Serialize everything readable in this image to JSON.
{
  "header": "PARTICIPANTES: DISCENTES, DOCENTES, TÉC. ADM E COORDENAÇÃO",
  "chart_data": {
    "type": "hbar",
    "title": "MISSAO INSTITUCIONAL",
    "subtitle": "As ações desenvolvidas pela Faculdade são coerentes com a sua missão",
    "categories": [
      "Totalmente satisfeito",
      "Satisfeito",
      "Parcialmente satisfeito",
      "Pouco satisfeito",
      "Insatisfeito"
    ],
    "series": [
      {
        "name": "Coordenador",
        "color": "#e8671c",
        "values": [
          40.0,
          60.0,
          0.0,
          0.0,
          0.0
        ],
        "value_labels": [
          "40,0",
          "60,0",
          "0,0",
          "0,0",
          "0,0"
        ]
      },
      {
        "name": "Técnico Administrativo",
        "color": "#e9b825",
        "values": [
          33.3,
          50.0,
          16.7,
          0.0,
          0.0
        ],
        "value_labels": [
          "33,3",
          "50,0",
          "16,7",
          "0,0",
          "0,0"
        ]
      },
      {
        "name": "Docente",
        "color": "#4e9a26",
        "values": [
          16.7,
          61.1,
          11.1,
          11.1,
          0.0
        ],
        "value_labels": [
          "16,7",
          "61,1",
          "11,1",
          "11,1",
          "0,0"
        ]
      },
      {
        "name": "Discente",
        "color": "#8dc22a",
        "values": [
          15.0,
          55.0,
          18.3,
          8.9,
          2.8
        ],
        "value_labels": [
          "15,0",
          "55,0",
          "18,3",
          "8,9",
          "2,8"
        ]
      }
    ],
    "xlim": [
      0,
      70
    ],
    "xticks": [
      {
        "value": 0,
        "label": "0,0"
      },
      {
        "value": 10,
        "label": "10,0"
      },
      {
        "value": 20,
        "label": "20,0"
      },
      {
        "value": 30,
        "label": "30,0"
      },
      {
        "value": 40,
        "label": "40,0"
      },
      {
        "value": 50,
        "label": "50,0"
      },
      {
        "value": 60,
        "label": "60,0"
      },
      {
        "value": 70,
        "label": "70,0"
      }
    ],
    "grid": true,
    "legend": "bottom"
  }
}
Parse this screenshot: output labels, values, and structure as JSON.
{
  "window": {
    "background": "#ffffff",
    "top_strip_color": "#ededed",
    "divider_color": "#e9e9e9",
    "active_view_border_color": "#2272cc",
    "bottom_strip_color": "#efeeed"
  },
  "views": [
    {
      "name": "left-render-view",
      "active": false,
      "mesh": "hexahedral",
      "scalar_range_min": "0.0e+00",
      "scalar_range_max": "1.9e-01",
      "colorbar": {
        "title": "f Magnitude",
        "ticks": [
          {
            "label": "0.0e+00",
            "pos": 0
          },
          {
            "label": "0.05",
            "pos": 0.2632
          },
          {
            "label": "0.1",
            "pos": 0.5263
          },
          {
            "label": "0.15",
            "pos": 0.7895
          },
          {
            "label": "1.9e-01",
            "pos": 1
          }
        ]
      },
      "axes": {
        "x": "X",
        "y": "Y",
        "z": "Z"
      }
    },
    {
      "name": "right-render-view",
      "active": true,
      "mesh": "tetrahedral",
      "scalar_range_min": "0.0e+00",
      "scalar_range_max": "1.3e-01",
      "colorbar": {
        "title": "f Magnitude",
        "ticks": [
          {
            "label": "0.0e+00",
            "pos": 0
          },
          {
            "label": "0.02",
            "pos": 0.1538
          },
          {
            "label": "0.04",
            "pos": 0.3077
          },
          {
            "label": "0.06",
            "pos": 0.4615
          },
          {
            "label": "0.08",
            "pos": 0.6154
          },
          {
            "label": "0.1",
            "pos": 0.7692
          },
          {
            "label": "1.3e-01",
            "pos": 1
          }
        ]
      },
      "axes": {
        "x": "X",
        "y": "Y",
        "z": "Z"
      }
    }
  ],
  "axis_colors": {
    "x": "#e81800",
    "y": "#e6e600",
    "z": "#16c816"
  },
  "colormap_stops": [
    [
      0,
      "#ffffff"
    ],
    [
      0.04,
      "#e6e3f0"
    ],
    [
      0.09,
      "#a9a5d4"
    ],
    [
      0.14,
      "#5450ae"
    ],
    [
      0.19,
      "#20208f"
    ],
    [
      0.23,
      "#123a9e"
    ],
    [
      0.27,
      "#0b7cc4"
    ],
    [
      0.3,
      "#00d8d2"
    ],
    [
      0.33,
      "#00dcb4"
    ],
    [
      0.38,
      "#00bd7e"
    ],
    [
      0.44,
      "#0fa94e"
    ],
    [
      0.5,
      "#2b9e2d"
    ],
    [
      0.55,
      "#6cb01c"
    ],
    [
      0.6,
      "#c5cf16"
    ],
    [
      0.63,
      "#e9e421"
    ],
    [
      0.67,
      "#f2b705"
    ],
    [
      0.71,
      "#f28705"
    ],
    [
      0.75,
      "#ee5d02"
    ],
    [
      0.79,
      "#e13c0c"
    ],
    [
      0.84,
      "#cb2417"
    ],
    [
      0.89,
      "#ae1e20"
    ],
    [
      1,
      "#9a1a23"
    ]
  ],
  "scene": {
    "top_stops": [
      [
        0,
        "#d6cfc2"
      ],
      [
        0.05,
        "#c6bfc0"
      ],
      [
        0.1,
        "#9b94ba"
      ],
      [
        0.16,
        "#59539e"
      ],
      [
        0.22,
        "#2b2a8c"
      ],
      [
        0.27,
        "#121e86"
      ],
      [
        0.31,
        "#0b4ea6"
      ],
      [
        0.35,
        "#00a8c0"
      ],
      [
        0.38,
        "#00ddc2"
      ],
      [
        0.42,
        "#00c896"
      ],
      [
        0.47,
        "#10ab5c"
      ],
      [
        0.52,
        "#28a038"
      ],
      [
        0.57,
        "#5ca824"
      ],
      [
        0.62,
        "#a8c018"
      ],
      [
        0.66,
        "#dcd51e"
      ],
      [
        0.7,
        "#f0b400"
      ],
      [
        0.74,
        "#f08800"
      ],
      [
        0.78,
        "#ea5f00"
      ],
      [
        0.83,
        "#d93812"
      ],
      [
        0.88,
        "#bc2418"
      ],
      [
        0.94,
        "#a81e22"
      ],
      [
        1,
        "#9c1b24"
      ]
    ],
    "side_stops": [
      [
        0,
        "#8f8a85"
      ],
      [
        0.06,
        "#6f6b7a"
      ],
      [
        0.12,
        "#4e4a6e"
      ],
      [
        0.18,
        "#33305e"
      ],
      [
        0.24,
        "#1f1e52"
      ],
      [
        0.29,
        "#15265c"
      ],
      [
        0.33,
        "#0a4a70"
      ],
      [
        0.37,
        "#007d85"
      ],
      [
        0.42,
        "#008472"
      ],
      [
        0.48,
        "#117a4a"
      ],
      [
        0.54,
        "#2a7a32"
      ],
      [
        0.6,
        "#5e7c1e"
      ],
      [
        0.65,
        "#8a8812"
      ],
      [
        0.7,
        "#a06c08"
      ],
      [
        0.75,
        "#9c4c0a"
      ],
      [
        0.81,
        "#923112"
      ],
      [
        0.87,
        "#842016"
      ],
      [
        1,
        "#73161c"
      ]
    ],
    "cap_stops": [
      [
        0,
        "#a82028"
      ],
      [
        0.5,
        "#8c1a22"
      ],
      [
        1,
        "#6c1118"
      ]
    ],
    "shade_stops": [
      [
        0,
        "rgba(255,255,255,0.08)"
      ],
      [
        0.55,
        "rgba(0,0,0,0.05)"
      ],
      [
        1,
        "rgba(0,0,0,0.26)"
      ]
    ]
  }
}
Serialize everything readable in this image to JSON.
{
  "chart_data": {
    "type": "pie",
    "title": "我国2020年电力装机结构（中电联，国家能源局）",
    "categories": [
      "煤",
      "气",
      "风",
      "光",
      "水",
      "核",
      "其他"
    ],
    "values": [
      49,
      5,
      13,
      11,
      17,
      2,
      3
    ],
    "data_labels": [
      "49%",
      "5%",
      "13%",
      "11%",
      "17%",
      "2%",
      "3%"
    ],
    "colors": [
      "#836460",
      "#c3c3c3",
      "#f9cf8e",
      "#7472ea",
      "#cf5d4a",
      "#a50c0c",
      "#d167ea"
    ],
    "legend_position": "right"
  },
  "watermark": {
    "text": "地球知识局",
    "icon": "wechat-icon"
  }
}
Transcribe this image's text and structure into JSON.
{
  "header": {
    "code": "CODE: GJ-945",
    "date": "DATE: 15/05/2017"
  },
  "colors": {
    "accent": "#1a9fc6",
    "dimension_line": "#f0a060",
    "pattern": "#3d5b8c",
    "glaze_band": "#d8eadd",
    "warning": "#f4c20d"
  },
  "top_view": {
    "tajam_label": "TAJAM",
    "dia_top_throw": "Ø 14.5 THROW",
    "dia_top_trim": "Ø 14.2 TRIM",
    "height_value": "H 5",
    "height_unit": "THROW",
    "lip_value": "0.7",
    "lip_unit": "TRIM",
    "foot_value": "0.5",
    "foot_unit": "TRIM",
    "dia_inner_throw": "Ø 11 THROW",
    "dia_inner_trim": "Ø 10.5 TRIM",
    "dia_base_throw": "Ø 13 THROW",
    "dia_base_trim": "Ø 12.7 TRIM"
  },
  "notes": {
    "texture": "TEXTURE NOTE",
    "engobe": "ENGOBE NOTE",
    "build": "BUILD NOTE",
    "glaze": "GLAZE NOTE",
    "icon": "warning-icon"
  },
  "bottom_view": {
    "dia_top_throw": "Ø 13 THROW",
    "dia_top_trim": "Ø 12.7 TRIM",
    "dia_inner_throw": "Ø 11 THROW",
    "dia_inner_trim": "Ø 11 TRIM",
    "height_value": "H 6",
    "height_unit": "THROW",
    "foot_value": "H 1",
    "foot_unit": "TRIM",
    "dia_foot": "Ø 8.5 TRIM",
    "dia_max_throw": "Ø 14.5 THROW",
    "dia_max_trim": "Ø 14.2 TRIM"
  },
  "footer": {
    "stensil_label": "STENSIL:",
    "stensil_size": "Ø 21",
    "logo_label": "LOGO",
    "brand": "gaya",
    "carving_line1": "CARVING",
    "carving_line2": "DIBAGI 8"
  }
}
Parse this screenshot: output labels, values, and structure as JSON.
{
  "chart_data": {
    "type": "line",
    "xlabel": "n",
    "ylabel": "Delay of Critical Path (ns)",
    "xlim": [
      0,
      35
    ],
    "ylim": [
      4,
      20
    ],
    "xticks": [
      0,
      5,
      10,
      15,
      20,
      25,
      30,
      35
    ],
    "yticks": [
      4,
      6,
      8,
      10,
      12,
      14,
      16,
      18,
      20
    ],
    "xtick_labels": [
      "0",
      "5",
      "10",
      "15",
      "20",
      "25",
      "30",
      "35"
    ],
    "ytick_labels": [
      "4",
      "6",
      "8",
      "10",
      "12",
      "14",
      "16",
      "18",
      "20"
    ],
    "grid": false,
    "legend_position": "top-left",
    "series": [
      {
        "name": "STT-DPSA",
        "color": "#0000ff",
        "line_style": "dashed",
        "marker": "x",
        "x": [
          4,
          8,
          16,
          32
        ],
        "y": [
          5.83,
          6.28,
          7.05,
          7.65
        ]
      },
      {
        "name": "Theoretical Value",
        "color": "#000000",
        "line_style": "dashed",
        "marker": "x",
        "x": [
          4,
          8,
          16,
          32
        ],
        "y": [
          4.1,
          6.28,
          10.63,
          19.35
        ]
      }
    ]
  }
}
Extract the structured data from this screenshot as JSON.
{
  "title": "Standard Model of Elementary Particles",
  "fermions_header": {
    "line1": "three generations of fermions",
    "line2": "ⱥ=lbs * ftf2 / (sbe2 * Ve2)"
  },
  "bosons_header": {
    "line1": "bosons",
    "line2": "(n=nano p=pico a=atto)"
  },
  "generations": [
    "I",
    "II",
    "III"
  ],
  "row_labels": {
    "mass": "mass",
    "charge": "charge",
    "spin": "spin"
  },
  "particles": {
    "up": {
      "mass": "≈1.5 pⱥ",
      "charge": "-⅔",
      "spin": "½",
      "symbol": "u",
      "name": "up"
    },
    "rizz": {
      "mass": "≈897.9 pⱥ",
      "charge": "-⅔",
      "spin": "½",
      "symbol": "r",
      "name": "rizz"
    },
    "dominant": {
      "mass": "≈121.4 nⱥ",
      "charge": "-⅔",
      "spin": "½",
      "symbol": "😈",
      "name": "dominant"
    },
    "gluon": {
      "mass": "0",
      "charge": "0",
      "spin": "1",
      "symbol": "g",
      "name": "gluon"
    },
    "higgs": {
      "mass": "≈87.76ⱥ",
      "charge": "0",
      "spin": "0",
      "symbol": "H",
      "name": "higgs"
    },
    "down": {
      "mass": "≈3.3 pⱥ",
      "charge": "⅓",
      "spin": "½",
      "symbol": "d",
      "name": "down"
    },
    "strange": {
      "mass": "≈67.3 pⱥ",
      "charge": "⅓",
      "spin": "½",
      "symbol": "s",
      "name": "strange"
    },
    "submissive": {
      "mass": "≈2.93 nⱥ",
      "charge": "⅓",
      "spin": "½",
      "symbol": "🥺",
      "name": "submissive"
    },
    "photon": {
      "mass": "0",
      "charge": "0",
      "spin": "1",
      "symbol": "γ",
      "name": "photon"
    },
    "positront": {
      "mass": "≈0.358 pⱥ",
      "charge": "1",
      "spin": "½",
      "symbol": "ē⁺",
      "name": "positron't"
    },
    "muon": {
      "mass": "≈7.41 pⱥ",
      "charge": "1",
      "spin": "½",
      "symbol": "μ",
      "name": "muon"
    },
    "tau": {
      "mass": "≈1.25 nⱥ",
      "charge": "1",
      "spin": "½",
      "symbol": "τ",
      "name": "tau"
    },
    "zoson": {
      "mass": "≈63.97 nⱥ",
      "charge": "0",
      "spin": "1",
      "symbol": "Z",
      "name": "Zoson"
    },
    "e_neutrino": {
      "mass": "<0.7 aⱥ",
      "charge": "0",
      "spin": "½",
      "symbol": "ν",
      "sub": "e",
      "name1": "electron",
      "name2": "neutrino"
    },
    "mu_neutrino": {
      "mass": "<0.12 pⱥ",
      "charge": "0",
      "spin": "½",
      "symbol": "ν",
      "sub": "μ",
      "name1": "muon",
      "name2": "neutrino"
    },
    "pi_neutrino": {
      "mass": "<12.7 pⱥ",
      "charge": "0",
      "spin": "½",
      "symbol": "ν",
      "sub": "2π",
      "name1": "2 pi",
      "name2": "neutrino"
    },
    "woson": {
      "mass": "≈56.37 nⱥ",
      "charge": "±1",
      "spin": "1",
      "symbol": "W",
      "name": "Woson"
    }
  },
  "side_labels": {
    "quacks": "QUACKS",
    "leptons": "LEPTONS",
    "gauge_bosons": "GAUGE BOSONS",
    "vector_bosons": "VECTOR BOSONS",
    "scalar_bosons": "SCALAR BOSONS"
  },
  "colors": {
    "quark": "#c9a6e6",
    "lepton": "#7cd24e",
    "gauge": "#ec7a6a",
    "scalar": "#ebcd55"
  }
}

----------------------------------------

Look above for lines with the word "right" and copy them all.

=== THE COMPLETED TASK ===
      "name": "right-render-view",
    "legend_position": "right"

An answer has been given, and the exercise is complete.